* Directive
Show all lines from the listing below that contain "title".

** Start of Data listing **

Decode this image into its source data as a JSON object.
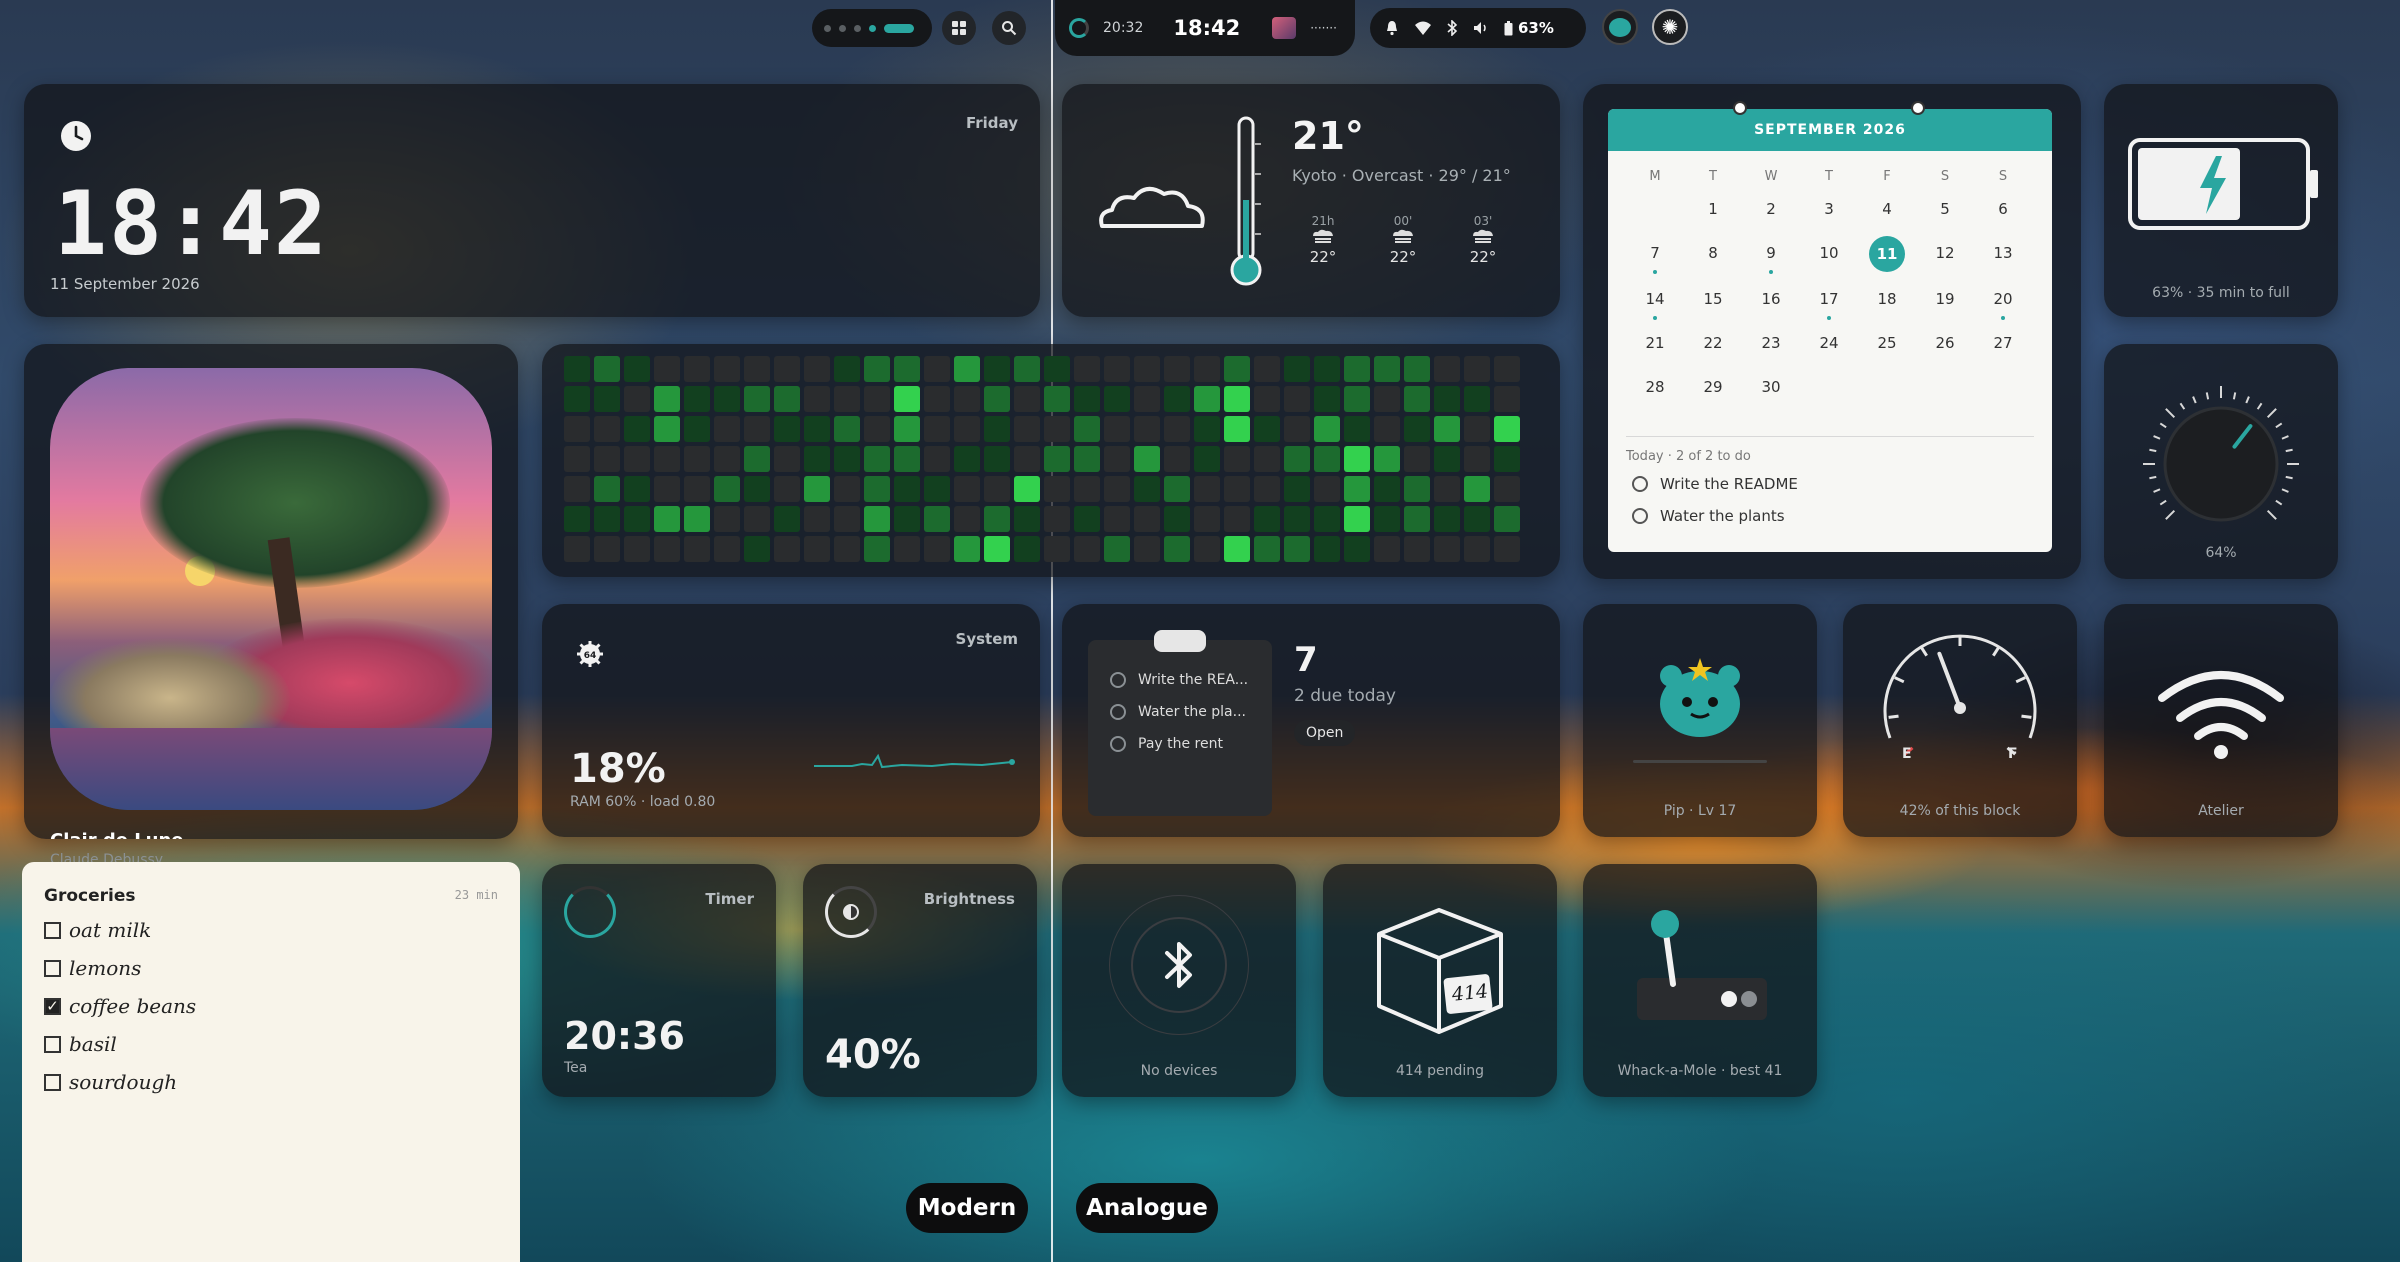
{
  "top_left_bar": {
    "icons": [
      "apps-grid-icon",
      "search-icon"
    ]
  },
  "top_center": {
    "spinner_time": "20:32",
    "clock": "18:42",
    "media_dots": "·······"
  },
  "status_bar": {
    "battery": "63%",
    "icons": [
      "bell-icon",
      "wifi-icon",
      "bluetooth-icon",
      "volume-icon",
      "battery-icon"
    ]
  },
  "clock_card": {
    "day": "Friday",
    "time": "18:42",
    "date": "11 September 2026"
  },
  "weather": {
    "temp": "21°",
    "detail": "Kyoto · Overcast · 29° / 21°",
    "forecast": [
      {
        "time": "21h",
        "temp": "22°"
      },
      {
        "time": "00'",
        "temp": "22°"
      },
      {
        "time": "03'",
        "temp": "22°"
      }
    ]
  },
  "calendar": {
    "month": "SEPTEMBER 2026",
    "weekdays": [
      "M",
      "T",
      "W",
      "T",
      "F",
      "S",
      "S"
    ],
    "today_label": "Today · 2 of 2 to do",
    "todos": [
      "Write the README",
      "Water the plants"
    ]
  },
  "battery_card": {
    "caption": "63% · 35 min to full",
    "level": 0.63
  },
  "dial_card": {
    "caption": "64%",
    "level": 0.64
  },
  "music": {
    "title": "Clair de Lune",
    "artist": "Claude Debussy"
  },
  "groceries": {
    "title": "Groceries",
    "age": "23 min",
    "items": [
      {
        "label": "oat milk",
        "checked": false
      },
      {
        "label": "lemons",
        "checked": false
      },
      {
        "label": "coffee beans",
        "checked": true
      },
      {
        "label": "basil",
        "checked": false
      },
      {
        "label": "sourdough",
        "checked": false
      }
    ]
  },
  "system": {
    "label": "System",
    "cpu": "18%",
    "detail": "RAM 60% · load 0.80"
  },
  "tasks": {
    "items": [
      "Write the REA...",
      "Water the pla...",
      "Pay the rent"
    ],
    "count": "7",
    "due": "2 due today",
    "open_label": "Open"
  },
  "pet": {
    "caption": "Pip · Lv 17"
  },
  "fuel": {
    "caption": "42% of this block",
    "level": 0.42,
    "empty_label": "E",
    "full_label": "F"
  },
  "wifi_card": {
    "caption": "Atelier"
  },
  "timer": {
    "label": "Timer",
    "time": "20:36",
    "name": "Tea"
  },
  "brightness": {
    "label": "Brightness",
    "value": "40%"
  },
  "bluetooth": {
    "caption": "No devices"
  },
  "packages": {
    "badge": "414",
    "caption": "414 pending"
  },
  "game": {
    "caption": "Whack-a-Mole · best 41"
  },
  "modes": {
    "modern": "Modern",
    "analogue": "Analogue"
  },
  "colors": {
    "accent": "#2aa6a0",
    "heat_levels": [
      "#2a2c2e",
      "#12401f",
      "#1c6b2e",
      "#25973c",
      "#33d14e"
    ]
  }
}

** End of Data listing **

* Expected answer
    "title": "Clair de Lune",
    "title": "Groceries",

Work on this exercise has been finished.